[Source records]
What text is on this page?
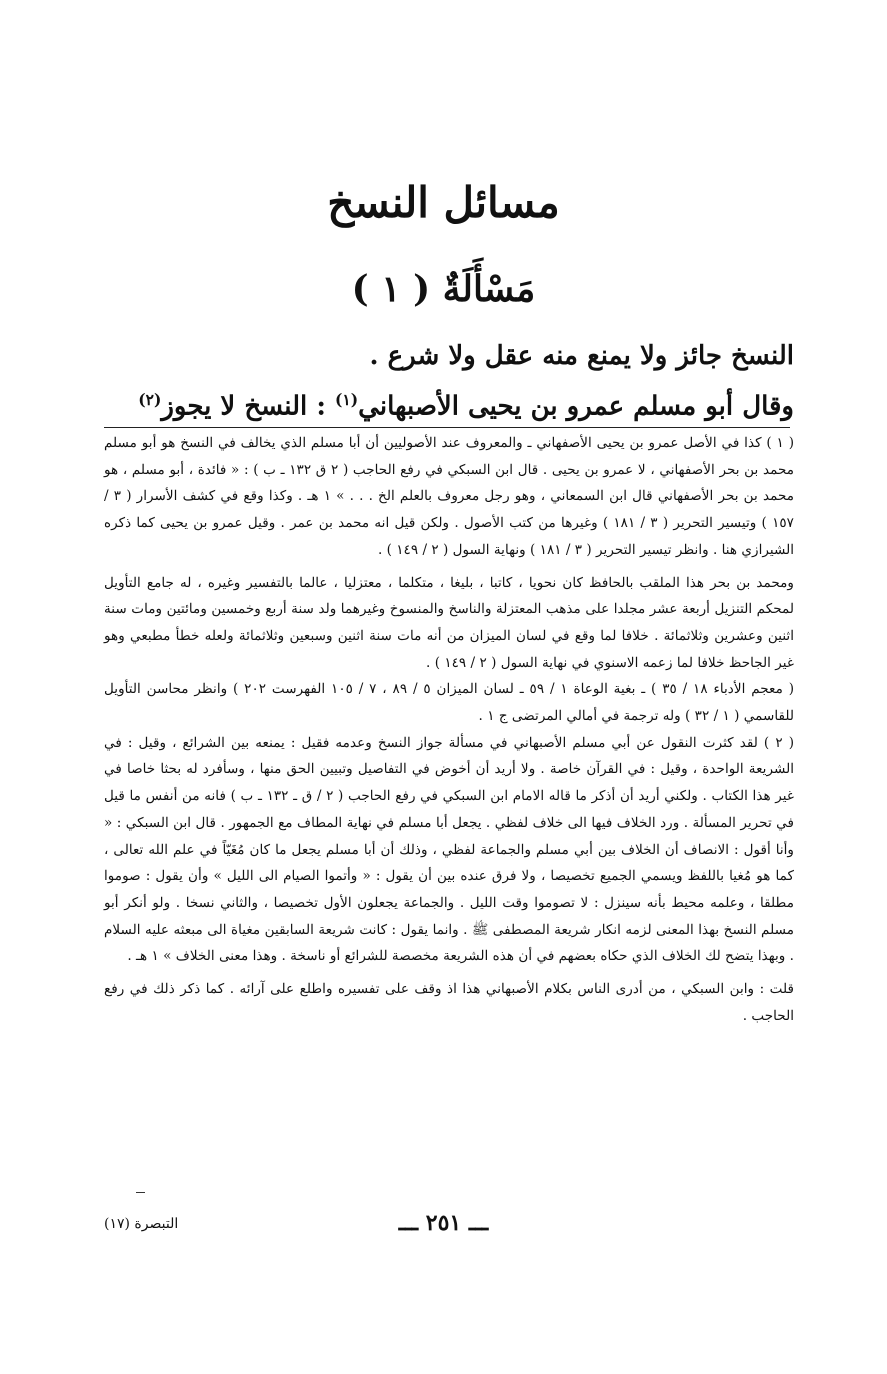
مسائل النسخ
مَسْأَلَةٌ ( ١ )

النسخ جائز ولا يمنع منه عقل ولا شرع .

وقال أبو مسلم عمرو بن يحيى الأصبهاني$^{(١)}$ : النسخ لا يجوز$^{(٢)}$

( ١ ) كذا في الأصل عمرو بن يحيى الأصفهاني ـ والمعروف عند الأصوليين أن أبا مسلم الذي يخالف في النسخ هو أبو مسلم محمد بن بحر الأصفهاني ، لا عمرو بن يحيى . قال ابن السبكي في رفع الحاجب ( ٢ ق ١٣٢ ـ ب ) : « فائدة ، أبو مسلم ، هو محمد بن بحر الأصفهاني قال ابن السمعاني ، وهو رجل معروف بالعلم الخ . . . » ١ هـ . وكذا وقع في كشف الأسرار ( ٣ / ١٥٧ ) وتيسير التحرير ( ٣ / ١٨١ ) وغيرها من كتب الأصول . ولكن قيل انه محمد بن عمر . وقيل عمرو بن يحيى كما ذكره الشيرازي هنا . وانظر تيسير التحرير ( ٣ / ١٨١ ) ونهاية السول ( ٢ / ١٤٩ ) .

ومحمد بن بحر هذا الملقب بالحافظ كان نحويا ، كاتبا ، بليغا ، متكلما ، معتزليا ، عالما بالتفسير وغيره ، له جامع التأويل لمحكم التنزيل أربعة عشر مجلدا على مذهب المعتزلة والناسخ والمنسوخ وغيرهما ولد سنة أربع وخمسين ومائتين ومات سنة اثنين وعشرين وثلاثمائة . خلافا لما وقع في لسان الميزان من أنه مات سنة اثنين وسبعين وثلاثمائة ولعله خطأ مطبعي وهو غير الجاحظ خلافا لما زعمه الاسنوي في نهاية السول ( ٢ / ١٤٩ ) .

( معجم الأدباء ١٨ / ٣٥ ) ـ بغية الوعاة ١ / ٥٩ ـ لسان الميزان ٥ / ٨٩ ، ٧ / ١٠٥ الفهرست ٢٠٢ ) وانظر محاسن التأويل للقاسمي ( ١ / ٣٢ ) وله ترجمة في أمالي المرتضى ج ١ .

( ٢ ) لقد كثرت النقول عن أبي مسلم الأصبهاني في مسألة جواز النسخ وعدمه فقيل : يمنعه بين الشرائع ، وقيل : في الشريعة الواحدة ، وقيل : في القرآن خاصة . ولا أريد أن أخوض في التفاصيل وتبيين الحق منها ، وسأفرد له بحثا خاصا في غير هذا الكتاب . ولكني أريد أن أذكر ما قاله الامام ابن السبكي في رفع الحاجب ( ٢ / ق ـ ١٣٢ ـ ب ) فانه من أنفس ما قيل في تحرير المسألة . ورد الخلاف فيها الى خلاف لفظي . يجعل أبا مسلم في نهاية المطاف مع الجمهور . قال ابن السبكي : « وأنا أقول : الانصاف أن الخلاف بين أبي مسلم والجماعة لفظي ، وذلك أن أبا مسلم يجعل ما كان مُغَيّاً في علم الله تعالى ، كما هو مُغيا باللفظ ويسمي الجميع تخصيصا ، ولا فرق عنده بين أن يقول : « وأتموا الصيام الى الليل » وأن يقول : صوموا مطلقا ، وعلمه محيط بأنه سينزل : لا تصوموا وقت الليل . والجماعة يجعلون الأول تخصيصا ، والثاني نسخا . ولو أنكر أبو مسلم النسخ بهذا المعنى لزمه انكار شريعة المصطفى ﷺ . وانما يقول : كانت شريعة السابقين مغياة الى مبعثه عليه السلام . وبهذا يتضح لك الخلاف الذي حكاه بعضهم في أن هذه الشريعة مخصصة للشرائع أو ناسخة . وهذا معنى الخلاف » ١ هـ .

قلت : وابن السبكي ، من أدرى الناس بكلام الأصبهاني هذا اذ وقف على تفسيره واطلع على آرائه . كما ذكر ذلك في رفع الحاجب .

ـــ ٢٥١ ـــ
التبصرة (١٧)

...

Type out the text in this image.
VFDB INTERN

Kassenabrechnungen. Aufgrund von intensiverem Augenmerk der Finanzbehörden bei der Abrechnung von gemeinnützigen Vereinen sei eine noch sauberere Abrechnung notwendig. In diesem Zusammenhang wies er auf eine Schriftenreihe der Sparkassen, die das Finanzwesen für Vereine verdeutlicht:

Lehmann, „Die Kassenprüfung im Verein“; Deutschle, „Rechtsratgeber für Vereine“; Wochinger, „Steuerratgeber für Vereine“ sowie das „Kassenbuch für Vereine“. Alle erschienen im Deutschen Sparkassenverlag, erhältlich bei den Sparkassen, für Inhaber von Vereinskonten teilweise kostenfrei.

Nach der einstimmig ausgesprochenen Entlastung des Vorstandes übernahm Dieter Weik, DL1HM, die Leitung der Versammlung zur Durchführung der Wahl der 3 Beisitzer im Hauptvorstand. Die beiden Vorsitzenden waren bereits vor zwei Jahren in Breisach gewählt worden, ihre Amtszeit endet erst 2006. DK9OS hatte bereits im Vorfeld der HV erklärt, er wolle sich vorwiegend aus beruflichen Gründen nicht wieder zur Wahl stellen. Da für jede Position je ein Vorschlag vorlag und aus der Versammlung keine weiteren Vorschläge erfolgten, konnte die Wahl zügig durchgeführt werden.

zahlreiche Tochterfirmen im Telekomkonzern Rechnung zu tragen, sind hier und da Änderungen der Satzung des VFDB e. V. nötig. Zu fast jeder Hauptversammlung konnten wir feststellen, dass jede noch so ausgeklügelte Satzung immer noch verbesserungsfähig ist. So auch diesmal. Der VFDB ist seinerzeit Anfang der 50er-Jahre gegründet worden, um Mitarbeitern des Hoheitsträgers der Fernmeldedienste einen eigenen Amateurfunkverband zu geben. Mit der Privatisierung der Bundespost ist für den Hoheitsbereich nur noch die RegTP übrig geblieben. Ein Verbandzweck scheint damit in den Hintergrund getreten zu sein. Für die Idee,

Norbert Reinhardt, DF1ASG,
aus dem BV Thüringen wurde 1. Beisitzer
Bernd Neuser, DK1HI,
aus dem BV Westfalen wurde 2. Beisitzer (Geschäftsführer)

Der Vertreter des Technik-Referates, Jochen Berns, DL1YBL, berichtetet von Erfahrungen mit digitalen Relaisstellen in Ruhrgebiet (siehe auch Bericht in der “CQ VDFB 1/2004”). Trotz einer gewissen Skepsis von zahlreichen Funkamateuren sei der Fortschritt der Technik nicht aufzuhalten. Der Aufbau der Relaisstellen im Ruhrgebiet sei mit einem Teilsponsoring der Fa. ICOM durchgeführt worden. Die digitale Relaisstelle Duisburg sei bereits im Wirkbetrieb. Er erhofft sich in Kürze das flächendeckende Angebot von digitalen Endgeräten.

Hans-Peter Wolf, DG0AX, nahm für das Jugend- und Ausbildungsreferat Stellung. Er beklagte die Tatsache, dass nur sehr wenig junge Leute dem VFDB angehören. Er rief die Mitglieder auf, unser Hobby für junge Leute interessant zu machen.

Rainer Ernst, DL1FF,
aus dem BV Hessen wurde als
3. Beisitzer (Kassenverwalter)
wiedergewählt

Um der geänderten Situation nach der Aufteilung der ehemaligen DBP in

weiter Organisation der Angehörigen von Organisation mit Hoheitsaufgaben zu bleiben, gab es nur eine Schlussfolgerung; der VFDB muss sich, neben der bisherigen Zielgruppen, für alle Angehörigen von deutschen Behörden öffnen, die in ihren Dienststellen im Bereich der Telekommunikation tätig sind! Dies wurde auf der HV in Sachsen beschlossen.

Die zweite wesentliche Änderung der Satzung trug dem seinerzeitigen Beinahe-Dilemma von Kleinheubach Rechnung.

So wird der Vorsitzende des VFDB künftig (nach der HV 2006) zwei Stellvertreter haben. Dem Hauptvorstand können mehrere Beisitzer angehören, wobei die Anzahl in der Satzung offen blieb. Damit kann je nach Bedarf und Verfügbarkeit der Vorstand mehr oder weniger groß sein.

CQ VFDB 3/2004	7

==

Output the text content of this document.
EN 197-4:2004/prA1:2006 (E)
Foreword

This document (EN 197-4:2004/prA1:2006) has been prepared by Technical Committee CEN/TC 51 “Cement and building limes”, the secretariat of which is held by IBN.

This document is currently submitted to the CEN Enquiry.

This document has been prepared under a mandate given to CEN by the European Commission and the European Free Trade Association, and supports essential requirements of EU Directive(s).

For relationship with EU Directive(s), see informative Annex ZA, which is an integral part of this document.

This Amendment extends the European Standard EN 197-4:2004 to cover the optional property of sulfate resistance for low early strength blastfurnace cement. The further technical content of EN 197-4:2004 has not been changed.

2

- [WORK REQUIRED]: Go through the listing above line by line and say how many lines hold the word "Directive". Reply with that number only.

- [FULL OUTPUT]: 2